> EXERCISE: All the data must come back unchanged, except that pictures are left out.

=== RAW DATA ===

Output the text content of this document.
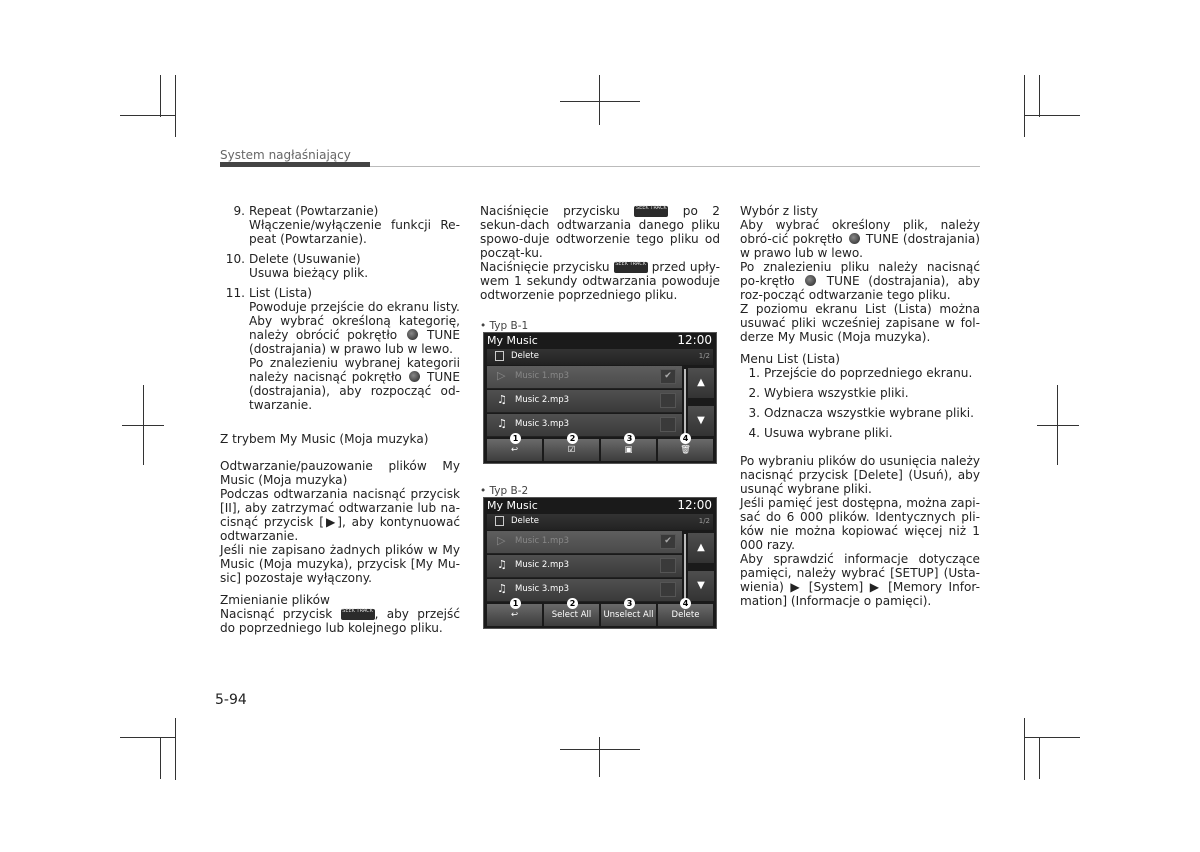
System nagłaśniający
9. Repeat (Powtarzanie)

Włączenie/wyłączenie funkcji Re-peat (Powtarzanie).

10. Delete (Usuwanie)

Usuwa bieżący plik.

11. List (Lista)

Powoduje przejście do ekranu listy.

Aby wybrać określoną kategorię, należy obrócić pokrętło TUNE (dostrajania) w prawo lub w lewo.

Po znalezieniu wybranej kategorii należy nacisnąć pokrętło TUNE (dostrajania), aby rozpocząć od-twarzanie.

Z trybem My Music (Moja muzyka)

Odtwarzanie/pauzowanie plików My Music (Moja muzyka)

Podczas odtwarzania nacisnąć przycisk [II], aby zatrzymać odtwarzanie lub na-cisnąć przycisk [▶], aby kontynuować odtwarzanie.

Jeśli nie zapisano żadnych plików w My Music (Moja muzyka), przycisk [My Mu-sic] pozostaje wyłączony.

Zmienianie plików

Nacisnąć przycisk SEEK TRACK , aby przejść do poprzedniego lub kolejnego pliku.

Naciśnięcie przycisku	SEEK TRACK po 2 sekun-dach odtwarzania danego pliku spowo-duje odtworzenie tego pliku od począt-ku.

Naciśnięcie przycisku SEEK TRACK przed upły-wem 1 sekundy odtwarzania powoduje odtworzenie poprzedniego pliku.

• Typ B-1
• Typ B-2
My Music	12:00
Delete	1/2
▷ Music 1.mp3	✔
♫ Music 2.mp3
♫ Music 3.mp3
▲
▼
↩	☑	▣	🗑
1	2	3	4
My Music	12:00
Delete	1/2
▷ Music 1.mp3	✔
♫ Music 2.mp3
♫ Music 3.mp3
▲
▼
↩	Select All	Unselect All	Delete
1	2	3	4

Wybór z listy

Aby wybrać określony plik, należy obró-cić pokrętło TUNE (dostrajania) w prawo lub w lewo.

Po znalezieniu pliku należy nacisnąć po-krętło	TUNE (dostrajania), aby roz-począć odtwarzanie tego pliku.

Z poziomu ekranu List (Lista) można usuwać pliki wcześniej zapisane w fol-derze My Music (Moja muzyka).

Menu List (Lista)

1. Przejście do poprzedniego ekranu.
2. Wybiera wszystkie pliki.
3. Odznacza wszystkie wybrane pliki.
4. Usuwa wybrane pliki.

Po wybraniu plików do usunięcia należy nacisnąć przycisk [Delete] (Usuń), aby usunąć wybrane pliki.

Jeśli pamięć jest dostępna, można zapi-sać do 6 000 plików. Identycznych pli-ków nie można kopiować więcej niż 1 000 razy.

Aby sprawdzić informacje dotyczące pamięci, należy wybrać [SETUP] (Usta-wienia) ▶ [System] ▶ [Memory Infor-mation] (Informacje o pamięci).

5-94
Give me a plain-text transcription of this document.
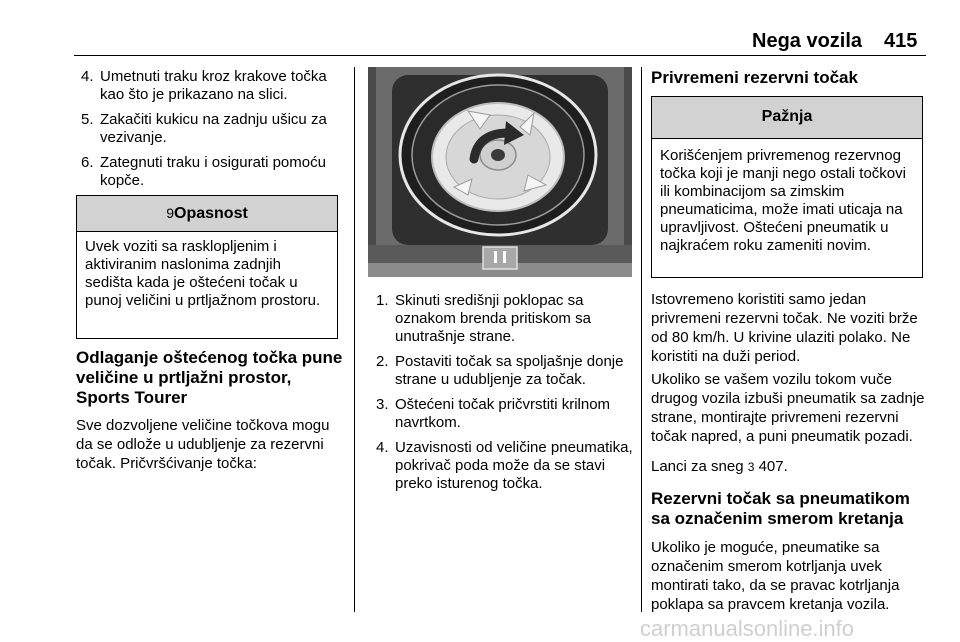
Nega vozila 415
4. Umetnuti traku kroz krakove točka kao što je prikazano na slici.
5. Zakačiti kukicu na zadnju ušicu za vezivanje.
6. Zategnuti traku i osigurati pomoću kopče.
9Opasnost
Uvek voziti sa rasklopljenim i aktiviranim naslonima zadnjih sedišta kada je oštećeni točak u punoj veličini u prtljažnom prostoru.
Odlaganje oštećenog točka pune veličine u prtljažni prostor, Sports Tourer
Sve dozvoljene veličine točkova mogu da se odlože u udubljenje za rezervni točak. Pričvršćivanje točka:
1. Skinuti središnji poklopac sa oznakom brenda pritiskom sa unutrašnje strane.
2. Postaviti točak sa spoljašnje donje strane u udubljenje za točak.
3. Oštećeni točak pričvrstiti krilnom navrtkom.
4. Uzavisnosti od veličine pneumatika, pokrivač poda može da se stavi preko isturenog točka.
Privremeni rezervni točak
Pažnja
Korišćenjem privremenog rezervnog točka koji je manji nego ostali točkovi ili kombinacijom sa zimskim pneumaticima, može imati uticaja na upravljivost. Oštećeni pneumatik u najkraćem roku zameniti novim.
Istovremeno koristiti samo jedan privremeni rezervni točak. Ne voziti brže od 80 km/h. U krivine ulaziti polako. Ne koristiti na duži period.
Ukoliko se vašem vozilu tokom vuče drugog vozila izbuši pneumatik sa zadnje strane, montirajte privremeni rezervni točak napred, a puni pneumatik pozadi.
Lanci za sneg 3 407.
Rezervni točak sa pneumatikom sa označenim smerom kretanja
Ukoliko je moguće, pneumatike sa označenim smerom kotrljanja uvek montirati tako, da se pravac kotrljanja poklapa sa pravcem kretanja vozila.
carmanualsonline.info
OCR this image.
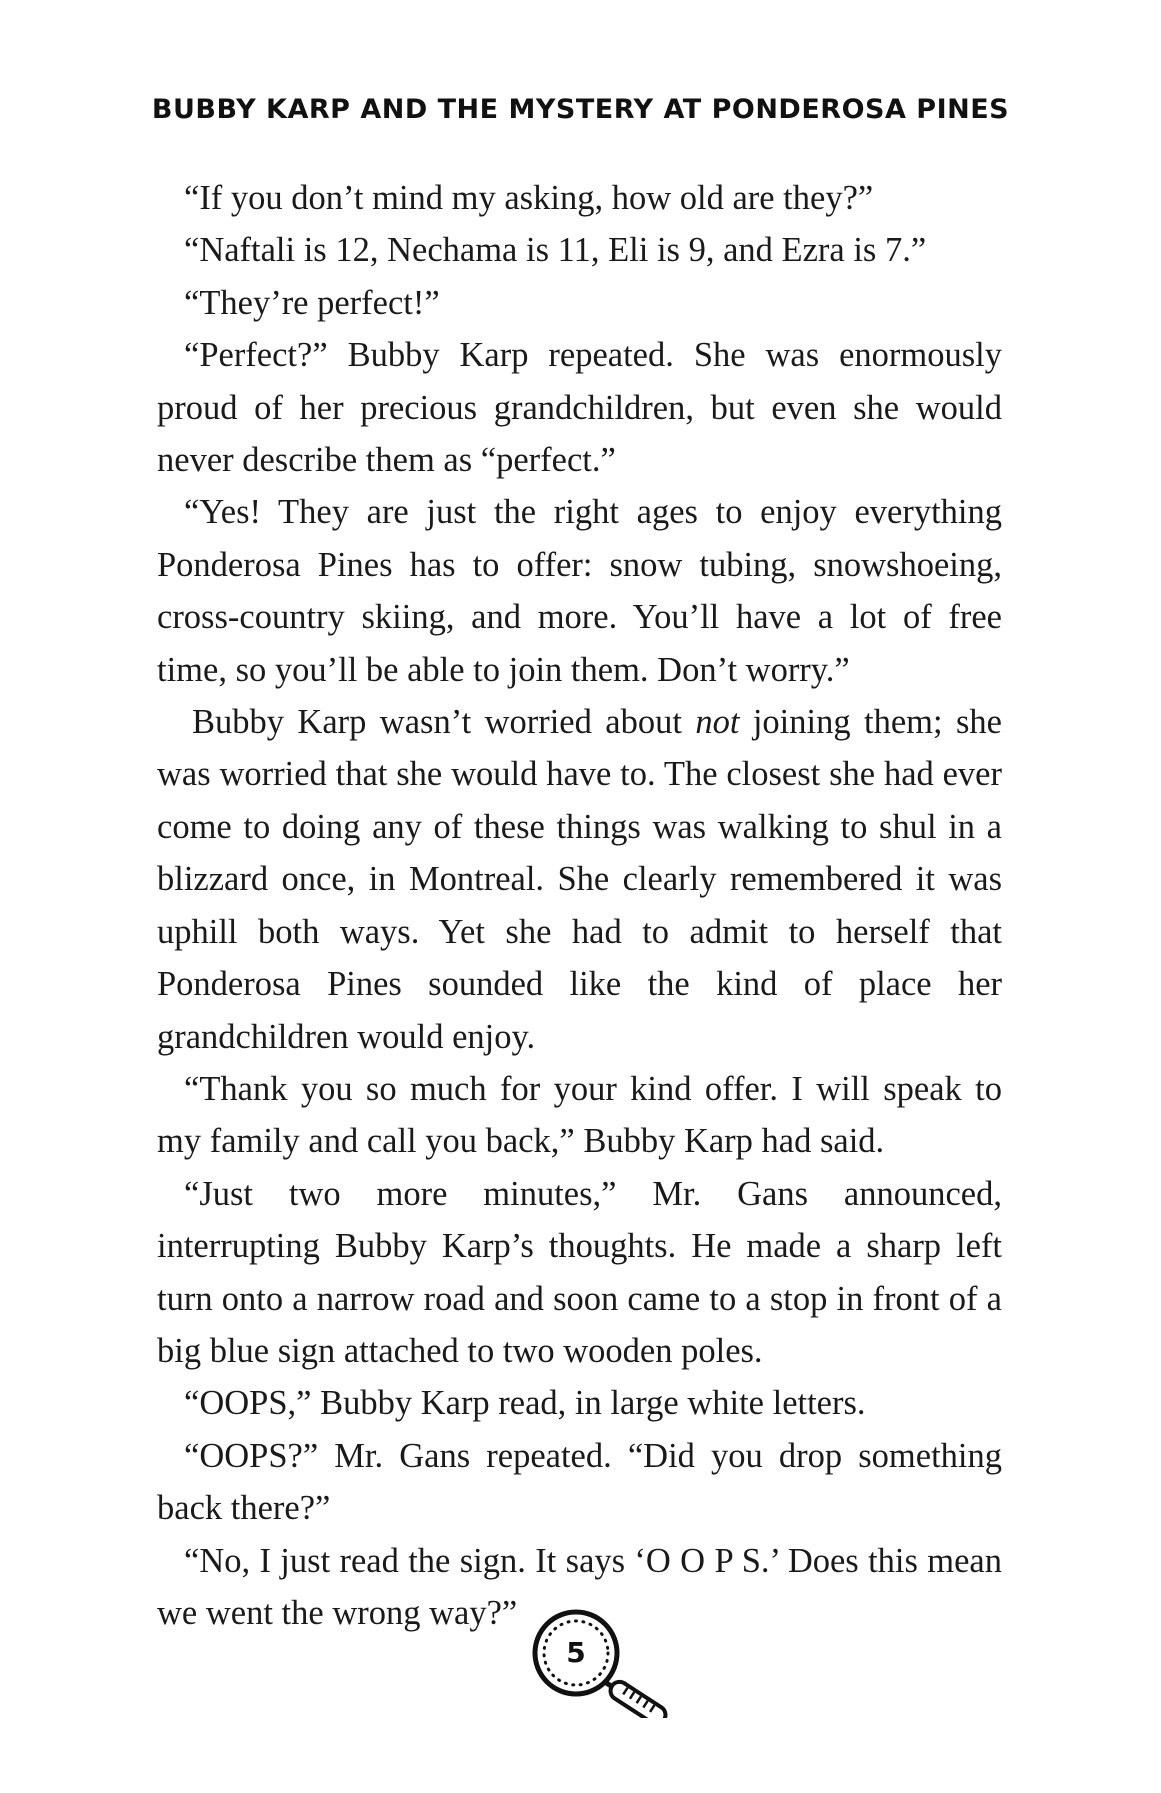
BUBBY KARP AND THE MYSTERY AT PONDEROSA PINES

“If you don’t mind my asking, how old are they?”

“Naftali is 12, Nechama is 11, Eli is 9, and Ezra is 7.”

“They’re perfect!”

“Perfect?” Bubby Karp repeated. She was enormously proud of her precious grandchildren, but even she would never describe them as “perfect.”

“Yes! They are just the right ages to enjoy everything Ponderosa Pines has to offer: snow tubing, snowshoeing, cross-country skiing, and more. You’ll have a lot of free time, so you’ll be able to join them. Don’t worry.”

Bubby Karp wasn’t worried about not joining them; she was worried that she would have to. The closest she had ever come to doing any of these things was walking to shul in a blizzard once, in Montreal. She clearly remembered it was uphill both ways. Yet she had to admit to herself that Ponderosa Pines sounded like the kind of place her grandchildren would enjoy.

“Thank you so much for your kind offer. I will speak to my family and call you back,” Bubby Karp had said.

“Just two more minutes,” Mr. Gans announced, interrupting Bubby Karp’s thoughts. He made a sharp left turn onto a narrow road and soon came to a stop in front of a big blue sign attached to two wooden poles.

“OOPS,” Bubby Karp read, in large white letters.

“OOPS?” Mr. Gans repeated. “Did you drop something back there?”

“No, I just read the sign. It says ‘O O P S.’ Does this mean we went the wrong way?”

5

===

> PROBLEM SOLUTION:
Output the text content of this document.
System nagłaśniający
9. Repeat (Powtarzanie)

Włączenie/wyłączenie funkcji Re-peat (Powtarzanie).

10. Delete (Usuwanie)

Usuwa bieżący plik.

11. List (Lista)

Powoduje przejście do ekranu listy.

Aby wybrać określoną kategorię, należy obrócić pokrętło TUNE (dostrajania) w prawo lub w lewo.

Po znalezieniu wybranej kategorii należy nacisnąć pokrętło TUNE (dostrajania), aby rozpocząć od-twarzanie.

Z trybem My Music (Moja muzyka)

Odtwarzanie/pauzowanie plików My Music (Moja muzyka)

Podczas odtwarzania nacisnąć przycisk [II], aby zatrzymać odtwarzanie lub na-cisnąć przycisk [▶], aby kontynuować odtwarzanie.

Jeśli nie zapisano żadnych plików w My Music (Moja muzyka), przycisk [My Mu-sic] pozostaje wyłączony.

Zmienianie plików

Nacisnąć przycisk SEEK TRACK , aby przejść do poprzedniego lub kolejnego pliku.

Naciśnięcie przycisku	SEEK TRACK po 2 sekun-dach odtwarzania danego pliku spowo-duje odtworzenie tego pliku od począt-ku.

Naciśnięcie przycisku SEEK TRACK przed upły-wem 1 sekundy odtwarzania powoduje odtworzenie poprzedniego pliku.

• Typ B-1
• Typ B-2
My Music	12:00
Delete	1/2
▷ Music 1.mp3	✔
♫ Music 2.mp3
♫ Music 3.mp3
▲
▼
↩	☑	▣	🗑
1	2	3	4
My Music	12:00
Delete	1/2
▷ Music 1.mp3	✔
♫ Music 2.mp3
♫ Music 3.mp3
▲
▼
↩	Select All	Unselect All	Delete
1	2	3	4

Wybór z listy

Aby wybrać określony plik, należy obró-cić pokrętło TUNE (dostrajania) w prawo lub w lewo.

Po znalezieniu pliku należy nacisnąć po-krętło	TUNE (dostrajania), aby roz-począć odtwarzanie tego pliku.

Z poziomu ekranu List (Lista) można usuwać pliki wcześniej zapisane w fol-derze My Music (Moja muzyka).

Menu List (Lista)

1. Przejście do poprzedniego ekranu.
2. Wybiera wszystkie pliki.
3. Odznacza wszystkie wybrane pliki.
4. Usuwa wybrane pliki.

Po wybraniu plików do usunięcia należy nacisnąć przycisk [Delete] (Usuń), aby usunąć wybrane pliki.

Jeśli pamięć jest dostępna, można zapi-sać do 6 000 plików. Identycznych pli-ków nie można kopiować więcej niż 1 000 razy.

Aby sprawdzić informacje dotyczące pamięci, należy wybrać [SETUP] (Usta-wienia) ▶ [System] ▶ [Memory Infor-mation] (Informacje o pamięci).

5-94
Give me a plain-text transcription of this document.
Nega vozila 415
4. Umetnuti traku kroz krakove točka kao što je prikazano na slici.
5. Zakačiti kukicu na zadnju ušicu za vezivanje.
6. Zategnuti traku i osigurati pomoću kopče.
9Opasnost
Uvek voziti sa rasklopljenim i aktiviranim naslonima zadnjih sedišta kada je oštećeni točak u punoj veličini u prtljažnom prostoru.
Odlaganje oštećenog točka pune veličine u prtljažni prostor, Sports Tourer
Sve dozvoljene veličine točkova mogu da se odlože u udubljenje za rezervni točak. Pričvršćivanje točka:
1. Skinuti središnji poklopac sa oznakom brenda pritiskom sa unutrašnje strane.
2. Postaviti točak sa spoljašnje donje strane u udubljenje za točak.
3. Oštećeni točak pričvrstiti krilnom navrtkom.
4. Uzavisnosti od veličine pneumatika, pokrivač poda može da se stavi preko isturenog točka.
Privremeni rezervni točak
Pažnja
Korišćenjem privremenog rezervnog točka koji je manji nego ostali točkovi ili kombinacijom sa zimskim pneumaticima, može imati uticaja na upravljivost. Oštećeni pneumatik u najkraćem roku zameniti novim.
Istovremeno koristiti samo jedan privremeni rezervni točak. Ne voziti brže od 80 km/h. U krivine ulaziti polako. Ne koristiti na duži period.
Ukoliko se vašem vozilu tokom vuče drugog vozila izbuši pneumatik sa zadnje strane, montirajte privremeni rezervni točak napred, a puni pneumatik pozadi.
Lanci za sneg 3 407.
Rezervni točak sa pneumatikom sa označenim smerom kretanja
Ukoliko je moguće, pneumatike sa označenim smerom kotrljanja uvek montirati tako, da se pravac kotrljanja poklapa sa pravcem kretanja vozila.
carmanualsonline.info
OCR this image.
BUBBY KARP AND THE MYSTERY AT PONDEROSA PINES

“If you don’t mind my asking, how old are they?”

“Naftali is 12, Nechama is 11, Eli is 9, and Ezra is 7.”

“They’re perfect!”

“Perfect?” Bubby Karp repeated. She was enormously proud of her precious grandchildren, but even she would never describe them as “perfect.”

“Yes! They are just the right ages to enjoy everything Ponderosa Pines has to offer: snow tubing, snowshoeing, cross-country skiing, and more. You’ll have a lot of free time, so you’ll be able to join them. Don’t worry.”

Bubby Karp wasn’t worried about not joining them; she was worried that she would have to. The closest she had ever come to doing any of these things was walking to shul in a blizzard once, in Montreal. She clearly remembered it was uphill both ways. Yet she had to admit to herself that Ponderosa Pines sounded like the kind of place her grandchildren would enjoy.

“Thank you so much for your kind offer. I will speak to my family and call you back,” Bubby Karp had said.

“Just two more minutes,” Mr. Gans announced, interrupting Bubby Karp’s thoughts. He made a sharp left turn onto a narrow road and soon came to a stop in front of a big blue sign attached to two wooden poles.

“OOPS,” Bubby Karp read, in large white letters.

“OOPS?” Mr. Gans repeated. “Did you drop something back there?”

“No, I just read the sign. It says ‘O O P S.’ Does this mean we went the wrong way?”

5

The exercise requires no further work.